▸ **Work to complete**
Below is a set of records; print all of them exactly as written.

Data records
..............................

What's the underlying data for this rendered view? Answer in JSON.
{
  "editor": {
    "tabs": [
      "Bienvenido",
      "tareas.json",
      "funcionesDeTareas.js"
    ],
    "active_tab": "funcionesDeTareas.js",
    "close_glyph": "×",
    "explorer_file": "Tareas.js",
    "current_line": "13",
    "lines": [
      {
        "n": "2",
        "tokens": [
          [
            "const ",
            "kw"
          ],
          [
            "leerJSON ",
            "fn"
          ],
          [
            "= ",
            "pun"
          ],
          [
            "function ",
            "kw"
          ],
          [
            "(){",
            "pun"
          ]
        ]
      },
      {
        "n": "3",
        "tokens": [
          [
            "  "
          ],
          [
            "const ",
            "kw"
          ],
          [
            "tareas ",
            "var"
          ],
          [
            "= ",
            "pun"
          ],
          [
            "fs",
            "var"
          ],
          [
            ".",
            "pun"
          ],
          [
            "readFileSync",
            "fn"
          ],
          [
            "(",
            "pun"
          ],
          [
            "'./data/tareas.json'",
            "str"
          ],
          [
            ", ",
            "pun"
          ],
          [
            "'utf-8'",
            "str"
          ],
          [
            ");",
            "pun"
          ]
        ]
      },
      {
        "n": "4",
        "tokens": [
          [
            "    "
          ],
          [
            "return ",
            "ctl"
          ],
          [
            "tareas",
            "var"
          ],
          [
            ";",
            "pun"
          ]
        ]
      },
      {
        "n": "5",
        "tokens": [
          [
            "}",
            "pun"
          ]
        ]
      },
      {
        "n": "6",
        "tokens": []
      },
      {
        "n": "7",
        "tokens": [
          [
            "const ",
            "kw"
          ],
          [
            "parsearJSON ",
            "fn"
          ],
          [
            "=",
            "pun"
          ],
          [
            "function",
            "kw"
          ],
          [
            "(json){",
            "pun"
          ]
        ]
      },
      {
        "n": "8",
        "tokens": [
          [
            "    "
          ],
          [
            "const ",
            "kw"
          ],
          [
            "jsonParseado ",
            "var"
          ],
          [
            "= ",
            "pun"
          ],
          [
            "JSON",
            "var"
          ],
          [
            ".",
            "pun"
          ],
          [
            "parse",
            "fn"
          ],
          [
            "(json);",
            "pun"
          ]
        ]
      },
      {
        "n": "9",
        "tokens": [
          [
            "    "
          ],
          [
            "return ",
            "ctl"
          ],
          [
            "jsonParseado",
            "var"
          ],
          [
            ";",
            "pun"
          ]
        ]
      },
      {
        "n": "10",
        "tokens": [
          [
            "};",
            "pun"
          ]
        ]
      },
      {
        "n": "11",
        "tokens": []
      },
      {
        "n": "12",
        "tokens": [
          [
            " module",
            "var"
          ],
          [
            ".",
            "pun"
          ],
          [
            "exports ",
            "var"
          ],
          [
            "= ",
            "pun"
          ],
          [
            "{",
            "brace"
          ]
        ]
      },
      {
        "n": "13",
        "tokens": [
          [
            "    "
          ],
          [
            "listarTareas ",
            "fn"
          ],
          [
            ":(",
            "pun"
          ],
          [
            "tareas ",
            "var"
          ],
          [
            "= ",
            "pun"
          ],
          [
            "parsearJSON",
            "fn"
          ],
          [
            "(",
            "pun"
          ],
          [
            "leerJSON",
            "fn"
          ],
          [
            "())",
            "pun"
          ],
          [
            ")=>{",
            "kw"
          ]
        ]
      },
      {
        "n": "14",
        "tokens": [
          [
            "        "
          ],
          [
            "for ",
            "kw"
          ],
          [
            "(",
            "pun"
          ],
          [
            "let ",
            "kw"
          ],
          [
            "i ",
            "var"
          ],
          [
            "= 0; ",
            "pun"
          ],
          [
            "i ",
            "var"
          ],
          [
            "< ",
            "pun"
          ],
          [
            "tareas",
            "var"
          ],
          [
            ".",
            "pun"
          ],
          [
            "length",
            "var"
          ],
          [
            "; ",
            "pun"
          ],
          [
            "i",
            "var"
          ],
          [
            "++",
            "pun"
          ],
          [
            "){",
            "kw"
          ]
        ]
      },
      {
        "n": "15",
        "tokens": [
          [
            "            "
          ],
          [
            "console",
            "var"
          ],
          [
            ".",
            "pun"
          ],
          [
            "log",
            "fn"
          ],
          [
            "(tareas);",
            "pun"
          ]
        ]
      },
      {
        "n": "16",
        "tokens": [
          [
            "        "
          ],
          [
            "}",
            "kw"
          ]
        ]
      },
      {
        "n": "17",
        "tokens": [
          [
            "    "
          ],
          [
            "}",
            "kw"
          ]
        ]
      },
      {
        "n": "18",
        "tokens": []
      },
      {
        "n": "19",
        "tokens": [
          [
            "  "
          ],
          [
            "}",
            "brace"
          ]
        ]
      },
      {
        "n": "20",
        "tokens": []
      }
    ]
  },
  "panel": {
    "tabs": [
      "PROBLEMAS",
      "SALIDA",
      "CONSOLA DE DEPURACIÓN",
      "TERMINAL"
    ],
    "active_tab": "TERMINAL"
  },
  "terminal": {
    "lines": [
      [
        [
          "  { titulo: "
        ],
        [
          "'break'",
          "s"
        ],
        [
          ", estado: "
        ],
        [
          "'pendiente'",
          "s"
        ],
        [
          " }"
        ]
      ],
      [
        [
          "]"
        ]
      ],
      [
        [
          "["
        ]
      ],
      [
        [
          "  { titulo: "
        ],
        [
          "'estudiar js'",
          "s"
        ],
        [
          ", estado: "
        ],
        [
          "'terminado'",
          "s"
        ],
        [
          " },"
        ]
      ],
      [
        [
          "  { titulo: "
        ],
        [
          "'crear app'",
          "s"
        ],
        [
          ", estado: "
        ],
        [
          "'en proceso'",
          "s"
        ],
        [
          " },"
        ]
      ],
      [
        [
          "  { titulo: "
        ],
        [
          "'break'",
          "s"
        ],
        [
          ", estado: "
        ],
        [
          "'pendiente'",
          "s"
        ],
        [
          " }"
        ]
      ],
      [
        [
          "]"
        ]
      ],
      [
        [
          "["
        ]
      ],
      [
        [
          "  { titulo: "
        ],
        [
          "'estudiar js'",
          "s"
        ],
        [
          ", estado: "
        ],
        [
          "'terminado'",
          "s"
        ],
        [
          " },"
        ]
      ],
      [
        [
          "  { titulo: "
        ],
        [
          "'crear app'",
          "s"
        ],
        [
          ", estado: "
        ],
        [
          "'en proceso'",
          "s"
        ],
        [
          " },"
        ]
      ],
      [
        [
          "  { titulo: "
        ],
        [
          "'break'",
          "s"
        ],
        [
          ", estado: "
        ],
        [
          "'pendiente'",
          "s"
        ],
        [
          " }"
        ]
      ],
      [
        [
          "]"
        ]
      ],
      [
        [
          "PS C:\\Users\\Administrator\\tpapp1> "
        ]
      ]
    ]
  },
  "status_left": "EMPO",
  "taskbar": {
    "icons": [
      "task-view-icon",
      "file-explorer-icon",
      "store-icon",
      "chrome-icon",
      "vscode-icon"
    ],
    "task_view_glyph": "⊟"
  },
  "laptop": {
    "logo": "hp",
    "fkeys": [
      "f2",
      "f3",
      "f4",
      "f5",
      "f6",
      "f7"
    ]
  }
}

..............................

▸ **Answer to this exercise**
What's the underlying data for this rendered view? Answer in JSON.
{
  "editor": {
    "tabs": [
      "Bienvenido",
      "tareas.json",
      "funcionesDeTareas.js"
    ],
    "active_tab": "funcionesDeTareas.js",
    "close_glyph": "×",
    "explorer_file": "Tareas.js",
    "current_line": "13",
    "lines": [
      {
        "n": "2",
        "tokens": [
          [
            "const ",
            "kw"
          ],
          [
            "leerJSON ",
            "fn"
          ],
          [
            "= ",
            "pun"
          ],
          [
            "function ",
            "kw"
          ],
          [
            "(){",
            "pun"
          ]
        ]
      },
      {
        "n": "3",
        "tokens": [
          [
            "  "
          ],
          [
            "const ",
            "kw"
          ],
          [
            "tareas ",
            "var"
          ],
          [
            "= ",
            "pun"
          ],
          [
            "fs",
            "var"
          ],
          [
            ".",
            "pun"
          ],
          [
            "readFileSync",
            "fn"
          ],
          [
            "(",
            "pun"
          ],
          [
            "'./data/tareas.json'",
            "str"
          ],
          [
            ", ",
            "pun"
          ],
          [
            "'utf-8'",
            "str"
          ],
          [
            ");",
            "pun"
          ]
        ]
      },
      {
        "n": "4",
        "tokens": [
          [
            "    "
          ],
          [
            "return ",
            "ctl"
          ],
          [
            "tareas",
            "var"
          ],
          [
            ";",
            "pun"
          ]
        ]
      },
      {
        "n": "5",
        "tokens": [
          [
            "}",
            "pun"
          ]
        ]
      },
      {
        "n": "6",
        "tokens": []
      },
      {
        "n": "7",
        "tokens": [
          [
            "const ",
            "kw"
          ],
          [
            "parsearJSON ",
            "fn"
          ],
          [
            "=",
            "pun"
          ],
          [
            "function",
            "kw"
          ],
          [
            "(json){",
            "pun"
          ]
        ]
      },
      {
        "n": "8",
        "tokens": [
          [
            "    "
          ],
          [
            "const ",
            "kw"
          ],
          [
            "jsonParseado ",
            "var"
          ],
          [
            "= ",
            "pun"
          ],
          [
            "JSON",
            "var"
          ],
          [
            ".",
            "pun"
          ],
          [
            "parse",
            "fn"
          ],
          [
            "(json);",
            "pun"
          ]
        ]
      },
      {
        "n": "9",
        "tokens": [
          [
            "    "
          ],
          [
            "return ",
            "ctl"
          ],
          [
            "jsonParseado",
            "var"
          ],
          [
            ";",
            "pun"
          ]
        ]
      },
      {
        "n": "10",
        "tokens": [
          [
            "};",
            "pun"
          ]
        ]
      },
      {
        "n": "11",
        "tokens": []
      },
      {
        "n": "12",
        "tokens": [
          [
            " module",
            "var"
          ],
          [
            ".",
            "pun"
          ],
          [
            "exports ",
            "var"
          ],
          [
            "= ",
            "pun"
          ],
          [
            "{",
            "brace"
          ]
        ]
      },
      {
        "n": "13",
        "tokens": [
          [
            "    "
          ],
          [
            "listarTareas ",
            "fn"
          ],
          [
            ":(",
            "pun"
          ],
          [
            "tareas ",
            "var"
          ],
          [
            "= ",
            "pun"
          ],
          [
            "parsearJSON",
            "fn"
          ],
          [
            "(",
            "pun"
          ],
          [
            "leerJSON",
            "fn"
          ],
          [
            "())",
            "pun"
          ],
          [
            ")=>{",
            "kw"
          ]
        ]
      },
      {
        "n": "14",
        "tokens": [
          [
            "        "
          ],
          [
            "for ",
            "kw"
          ],
          [
            "(",
            "pun"
          ],
          [
            "let ",
            "kw"
          ],
          [
            "i ",
            "var"
          ],
          [
            "= 0; ",
            "pun"
          ],
          [
            "i ",
            "var"
          ],
          [
            "< ",
            "pun"
          ],
          [
            "tareas",
            "var"
          ],
          [
            ".",
            "pun"
          ],
          [
            "length",
            "var"
          ],
          [
            "; ",
            "pun"
          ],
          [
            "i",
            "var"
          ],
          [
            "++",
            "pun"
          ],
          [
            "){",
            "kw"
          ]
        ]
      },
      {
        "n": "15",
        "tokens": [
          [
            "            "
          ],
          [
            "console",
            "var"
          ],
          [
            ".",
            "pun"
          ],
          [
            "log",
            "fn"
          ],
          [
            "(tareas);",
            "pun"
          ]
        ]
      },
      {
        "n": "16",
        "tokens": [
          [
            "        "
          ],
          [
            "}",
            "kw"
          ]
        ]
      },
      {
        "n": "17",
        "tokens": [
          [
            "    "
          ],
          [
            "}",
            "kw"
          ]
        ]
      },
      {
        "n": "18",
        "tokens": []
      },
      {
        "n": "19",
        "tokens": [
          [
            "  "
          ],
          [
            "}",
            "brace"
          ]
        ]
      },
      {
        "n": "20",
        "tokens": []
      }
    ]
  },
  "panel": {
    "tabs": [
      "PROBLEMAS",
      "SALIDA",
      "CONSOLA DE DEPURACIÓN",
      "TERMINAL"
    ],
    "active_tab": "TERMINAL"
  },
  "terminal": {
    "lines": [
      [
        [
          "  { titulo: "
        ],
        [
          "'break'",
          "s"
        ],
        [
          ", estado: "
        ],
        [
          "'pendiente'",
          "s"
        ],
        [
          " }"
        ]
      ],
      [
        [
          "]"
        ]
      ],
      [
        [
          "["
        ]
      ],
      [
        [
          "  { titulo: "
        ],
        [
          "'estudiar js'",
          "s"
        ],
        [
          ", estado: "
        ],
        [
          "'terminado'",
          "s"
        ],
        [
          " },"
        ]
      ],
      [
        [
          "  { titulo: "
        ],
        [
          "'crear app'",
          "s"
        ],
        [
          ", estado: "
        ],
        [
          "'en proceso'",
          "s"
        ],
        [
          " },"
        ]
      ],
      [
        [
          "  { titulo: "
        ],
        [
          "'break'",
          "s"
        ],
        [
          ", estado: "
        ],
        [
          "'pendiente'",
          "s"
        ],
        [
          " }"
        ]
      ],
      [
        [
          "]"
        ]
      ],
      [
        [
          "["
        ]
      ],
      [
        [
          "  { titulo: "
        ],
        [
          "'estudiar js'",
          "s"
        ],
        [
          ", estado: "
        ],
        [
          "'terminado'",
          "s"
        ],
        [
          " },"
        ]
      ],
      [
        [
          "  { titulo: "
        ],
        [
          "'crear app'",
          "s"
        ],
        [
          ", estado: "
        ],
        [
          "'en proceso'",
          "s"
        ],
        [
          " },"
        ]
      ],
      [
        [
          "  { titulo: "
        ],
        [
          "'break'",
          "s"
        ],
        [
          ", estado: "
        ],
        [
          "'pendiente'",
          "s"
        ],
        [
          " }"
        ]
      ],
      [
        [
          "]"
        ]
      ],
      [
        [
          "PS C:\\Users\\Administrator\\tpapp1> "
        ]
      ]
    ]
  },
  "status_left": "EMPO",
  "taskbar": {
    "icons": [
      "task-view-icon",
      "file-explorer-icon",
      "store-icon",
      "chrome-icon",
      "vscode-icon"
    ],
    "task_view_glyph": "⊟"
  },
  "laptop": {
    "logo": "hp",
    "fkeys": [
      "f2",
      "f3",
      "f4",
      "f5",
      "f6",
      "f7"
    ]
  }
}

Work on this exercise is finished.